__Figure record listings__:
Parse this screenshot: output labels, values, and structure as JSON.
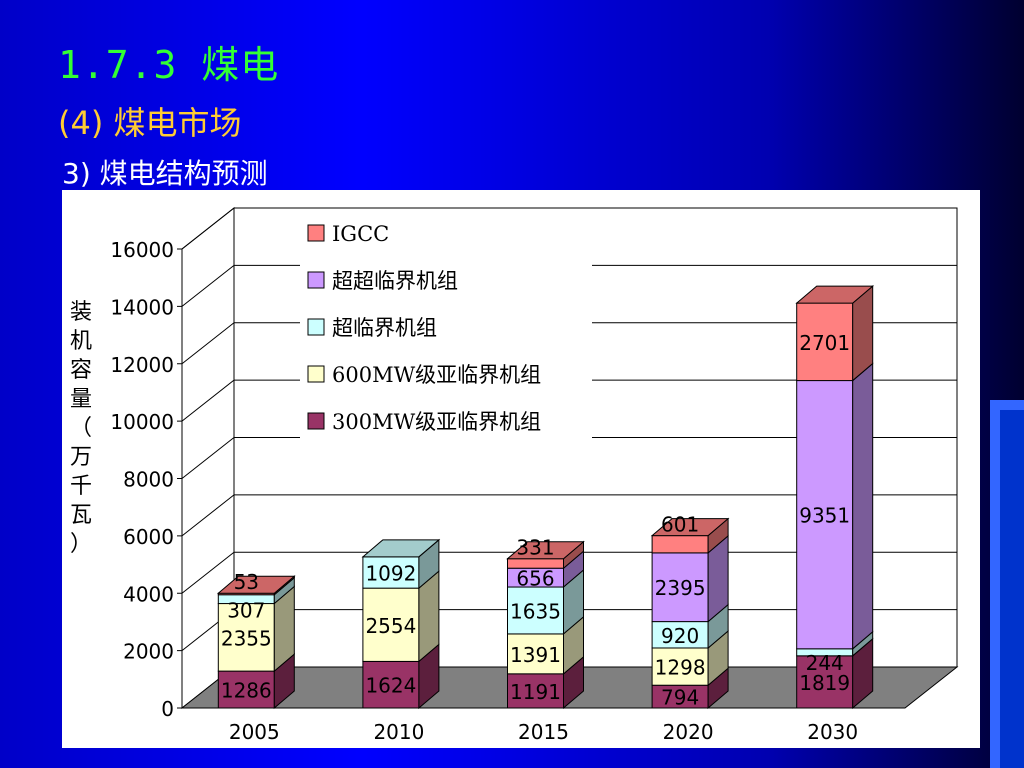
{
  "header": {
    "title": "1.7.3 煤电",
    "subtitle": "(4) 煤电市场",
    "section": "3) 煤电结构预测"
  },
  "colors": {
    "background": "#0000ff",
    "title": "#33ff33",
    "subtitle": "#ffcc33"
  },
  "chart_data": {
    "type": "bar",
    "stacked": true,
    "style": "3d",
    "categories": [
      "2005",
      "2010",
      "2015",
      "2020",
      "2030"
    ],
    "ylabel": "装机容量（万千瓦）",
    "ylim": [
      0,
      16000
    ],
    "yticks": [
      "0",
      "2000",
      "4000",
      "6000",
      "8000",
      "10000",
      "12000",
      "14000",
      "16000"
    ],
    "grid": true,
    "legend_position": "top-left",
    "series": [
      {
        "name": "300MW级亚临界机组",
        "color": "#993366",
        "values": [
          1286,
          1624,
          1191,
          794,
          1819
        ]
      },
      {
        "name": "600MW级亚临界机组",
        "color": "#ffffcc",
        "values": [
          2355,
          2554,
          1391,
          1298,
          0
        ]
      },
      {
        "name": "超临界机组",
        "color": "#ccffff",
        "values": [
          307,
          1092,
          1635,
          920,
          244
        ]
      },
      {
        "name": "超超临界机组",
        "color": "#cc99ff",
        "values": [
          0,
          0,
          656,
          2395,
          9351
        ]
      },
      {
        "name": "IGCC",
        "color": "#ff8080",
        "values": [
          53,
          0,
          331,
          601,
          2701
        ]
      }
    ],
    "data_labels": [
      [
        "1286",
        "2355",
        "307",
        null,
        "53"
      ],
      [
        "1624",
        "2554",
        "1092",
        null,
        null
      ],
      [
        "1191",
        "1391",
        "1635",
        "656",
        "331"
      ],
      [
        "794",
        "1298",
        "920",
        "2395",
        "601"
      ],
      [
        "1819",
        null,
        "244",
        "9351",
        "2701"
      ]
    ],
    "legend_order": [
      "IGCC",
      "超超临界机组",
      "超临界机组",
      "600MW级亚临界机组",
      "300MW级亚临界机组"
    ]
  }
}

__GOAL__: Omit the pictures, and quote the material above exactly as given.

__RESPONSE FOR THIS EXERCISE__:
Parse this screenshot: output labels, values, and structure as JSON.
{
  "header": {
    "title": "1.7.3 煤电",
    "subtitle": "(4) 煤电市场",
    "section": "3) 煤电结构预测"
  },
  "colors": {
    "background": "#0000ff",
    "title": "#33ff33",
    "subtitle": "#ffcc33"
  },
  "chart_data": {
    "type": "bar",
    "stacked": true,
    "style": "3d",
    "categories": [
      "2005",
      "2010",
      "2015",
      "2020",
      "2030"
    ],
    "ylabel": "装机容量（万千瓦）",
    "ylim": [
      0,
      16000
    ],
    "yticks": [
      "0",
      "2000",
      "4000",
      "6000",
      "8000",
      "10000",
      "12000",
      "14000",
      "16000"
    ],
    "grid": true,
    "legend_position": "top-left",
    "series": [
      {
        "name": "300MW级亚临界机组",
        "color": "#993366",
        "values": [
          1286,
          1624,
          1191,
          794,
          1819
        ]
      },
      {
        "name": "600MW级亚临界机组",
        "color": "#ffffcc",
        "values": [
          2355,
          2554,
          1391,
          1298,
          0
        ]
      },
      {
        "name": "超临界机组",
        "color": "#ccffff",
        "values": [
          307,
          1092,
          1635,
          920,
          244
        ]
      },
      {
        "name": "超超临界机组",
        "color": "#cc99ff",
        "values": [
          0,
          0,
          656,
          2395,
          9351
        ]
      },
      {
        "name": "IGCC",
        "color": "#ff8080",
        "values": [
          53,
          0,
          331,
          601,
          2701
        ]
      }
    ],
    "data_labels": [
      [
        "1286",
        "2355",
        "307",
        null,
        "53"
      ],
      [
        "1624",
        "2554",
        "1092",
        null,
        null
      ],
      [
        "1191",
        "1391",
        "1635",
        "656",
        "331"
      ],
      [
        "794",
        "1298",
        "920",
        "2395",
        "601"
      ],
      [
        "1819",
        null,
        "244",
        "9351",
        "2701"
      ]
    ],
    "legend_order": [
      "IGCC",
      "超超临界机组",
      "超临界机组",
      "600MW级亚临界机组",
      "300MW级亚临界机组"
    ]
  }
}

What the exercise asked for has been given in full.